Given exercise :: From the entries below, please gather each line containing the string "ensuring".

Items from a data source:
━━━━━━━━━━━━━━━━
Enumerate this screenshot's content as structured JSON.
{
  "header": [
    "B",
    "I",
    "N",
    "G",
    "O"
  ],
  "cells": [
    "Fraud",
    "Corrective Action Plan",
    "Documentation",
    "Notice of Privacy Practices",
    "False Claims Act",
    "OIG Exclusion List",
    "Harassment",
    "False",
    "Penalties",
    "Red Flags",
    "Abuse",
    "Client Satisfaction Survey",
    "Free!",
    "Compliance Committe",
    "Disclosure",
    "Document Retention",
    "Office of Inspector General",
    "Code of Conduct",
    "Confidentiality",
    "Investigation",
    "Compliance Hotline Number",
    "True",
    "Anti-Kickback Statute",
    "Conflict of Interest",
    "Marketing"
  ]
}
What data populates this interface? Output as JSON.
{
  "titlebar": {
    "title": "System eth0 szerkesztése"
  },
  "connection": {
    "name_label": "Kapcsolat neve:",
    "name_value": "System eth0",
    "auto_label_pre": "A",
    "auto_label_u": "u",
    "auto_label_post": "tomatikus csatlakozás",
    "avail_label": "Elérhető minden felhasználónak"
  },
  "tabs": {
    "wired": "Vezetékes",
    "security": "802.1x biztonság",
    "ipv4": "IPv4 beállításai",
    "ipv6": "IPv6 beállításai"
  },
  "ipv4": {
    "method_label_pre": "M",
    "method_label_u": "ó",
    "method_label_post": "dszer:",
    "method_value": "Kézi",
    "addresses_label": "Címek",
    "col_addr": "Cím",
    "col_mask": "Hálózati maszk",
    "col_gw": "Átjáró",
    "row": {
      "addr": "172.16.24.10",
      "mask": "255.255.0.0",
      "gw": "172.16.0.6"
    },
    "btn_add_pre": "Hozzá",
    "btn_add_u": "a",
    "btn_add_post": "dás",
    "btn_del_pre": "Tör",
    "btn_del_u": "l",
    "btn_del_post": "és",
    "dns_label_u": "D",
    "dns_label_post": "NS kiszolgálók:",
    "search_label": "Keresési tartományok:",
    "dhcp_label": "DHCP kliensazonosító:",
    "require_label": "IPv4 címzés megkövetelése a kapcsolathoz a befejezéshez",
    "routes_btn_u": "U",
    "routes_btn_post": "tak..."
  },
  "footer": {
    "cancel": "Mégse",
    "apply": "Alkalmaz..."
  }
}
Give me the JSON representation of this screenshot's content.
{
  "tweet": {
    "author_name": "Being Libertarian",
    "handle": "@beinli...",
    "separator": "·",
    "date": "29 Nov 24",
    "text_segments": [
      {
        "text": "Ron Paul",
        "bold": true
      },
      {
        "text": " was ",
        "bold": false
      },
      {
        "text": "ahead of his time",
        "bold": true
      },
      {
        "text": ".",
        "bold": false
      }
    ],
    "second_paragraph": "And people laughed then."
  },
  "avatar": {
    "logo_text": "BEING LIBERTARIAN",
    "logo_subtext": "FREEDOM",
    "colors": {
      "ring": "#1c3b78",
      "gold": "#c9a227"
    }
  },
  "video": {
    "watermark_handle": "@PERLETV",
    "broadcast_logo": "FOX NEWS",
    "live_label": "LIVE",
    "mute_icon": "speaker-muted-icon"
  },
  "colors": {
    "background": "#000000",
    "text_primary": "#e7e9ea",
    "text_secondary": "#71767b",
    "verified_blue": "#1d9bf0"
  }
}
━━━━━━━━━━━━━━━━
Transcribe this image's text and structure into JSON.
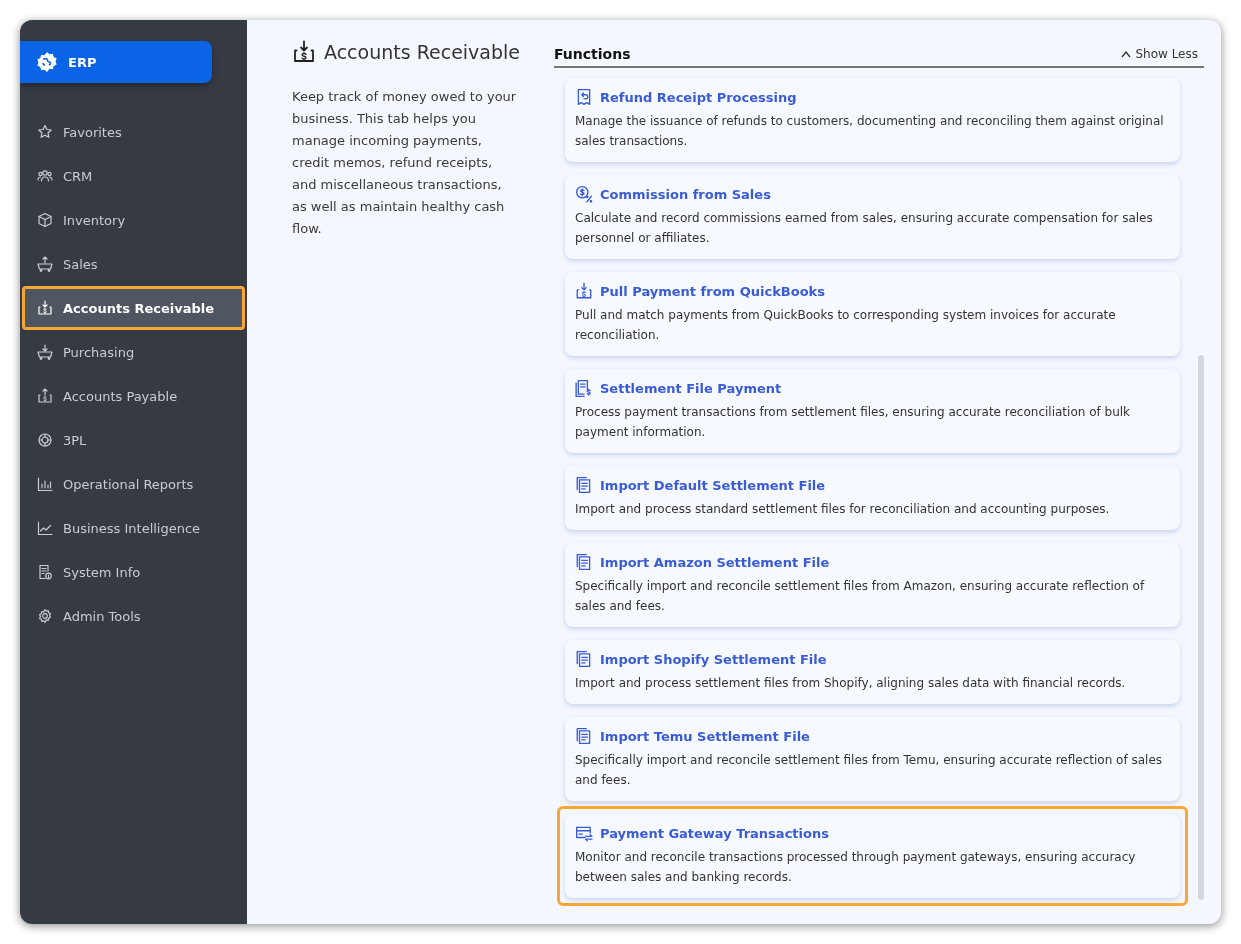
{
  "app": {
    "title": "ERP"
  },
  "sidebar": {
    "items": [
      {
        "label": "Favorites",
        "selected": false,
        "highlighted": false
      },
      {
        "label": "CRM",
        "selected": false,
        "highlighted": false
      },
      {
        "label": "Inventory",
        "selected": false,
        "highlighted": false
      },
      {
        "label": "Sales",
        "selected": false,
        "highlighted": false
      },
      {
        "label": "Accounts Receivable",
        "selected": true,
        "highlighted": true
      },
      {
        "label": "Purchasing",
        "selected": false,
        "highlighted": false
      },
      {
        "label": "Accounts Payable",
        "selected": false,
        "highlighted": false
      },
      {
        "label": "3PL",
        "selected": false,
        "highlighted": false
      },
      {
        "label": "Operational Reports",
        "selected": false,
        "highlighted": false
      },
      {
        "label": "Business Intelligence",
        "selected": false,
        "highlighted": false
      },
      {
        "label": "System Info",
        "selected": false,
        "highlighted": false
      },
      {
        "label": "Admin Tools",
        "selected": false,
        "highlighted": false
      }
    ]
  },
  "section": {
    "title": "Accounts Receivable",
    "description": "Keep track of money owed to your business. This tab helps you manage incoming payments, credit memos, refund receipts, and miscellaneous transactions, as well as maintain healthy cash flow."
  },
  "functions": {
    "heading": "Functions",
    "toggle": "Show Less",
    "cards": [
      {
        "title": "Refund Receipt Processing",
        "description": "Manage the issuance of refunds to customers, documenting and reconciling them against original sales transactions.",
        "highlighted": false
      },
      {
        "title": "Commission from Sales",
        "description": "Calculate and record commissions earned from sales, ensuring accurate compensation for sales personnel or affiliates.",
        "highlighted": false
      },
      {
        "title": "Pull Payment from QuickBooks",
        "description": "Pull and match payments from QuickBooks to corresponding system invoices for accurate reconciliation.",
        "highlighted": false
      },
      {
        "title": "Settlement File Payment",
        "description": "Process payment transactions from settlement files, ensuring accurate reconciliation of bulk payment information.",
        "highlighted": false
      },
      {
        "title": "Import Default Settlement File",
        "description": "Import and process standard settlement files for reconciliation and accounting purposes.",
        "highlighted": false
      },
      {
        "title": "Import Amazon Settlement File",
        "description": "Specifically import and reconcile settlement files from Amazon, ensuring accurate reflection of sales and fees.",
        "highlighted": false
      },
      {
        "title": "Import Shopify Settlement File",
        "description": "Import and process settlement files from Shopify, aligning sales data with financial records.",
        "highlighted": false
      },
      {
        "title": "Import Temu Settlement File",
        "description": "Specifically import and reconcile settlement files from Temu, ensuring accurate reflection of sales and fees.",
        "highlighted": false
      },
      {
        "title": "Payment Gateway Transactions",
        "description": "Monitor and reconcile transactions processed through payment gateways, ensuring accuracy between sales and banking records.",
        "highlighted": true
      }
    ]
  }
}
━━━━━━━━━━━━━━━━
Answer to the exercise ::
        "description": "Calculate and record commissions earned from sales, ensuring accurate compensation for sales personnel or affiliates.",
        "description": "Process payment transactions from settlement files, ensuring accurate reconciliation of bulk payment information.",
        "description": "Specifically import and reconcile settlement files from Amazon, ensuring accurate reflection of sales and fees.",
        "description": "Specifically import and reconcile settlement files from Temu, ensuring accurate reflection of sales and fees.",
        "description": "Monitor and reconcile transactions processed through payment gateways, ensuring accuracy between sales and banking records.",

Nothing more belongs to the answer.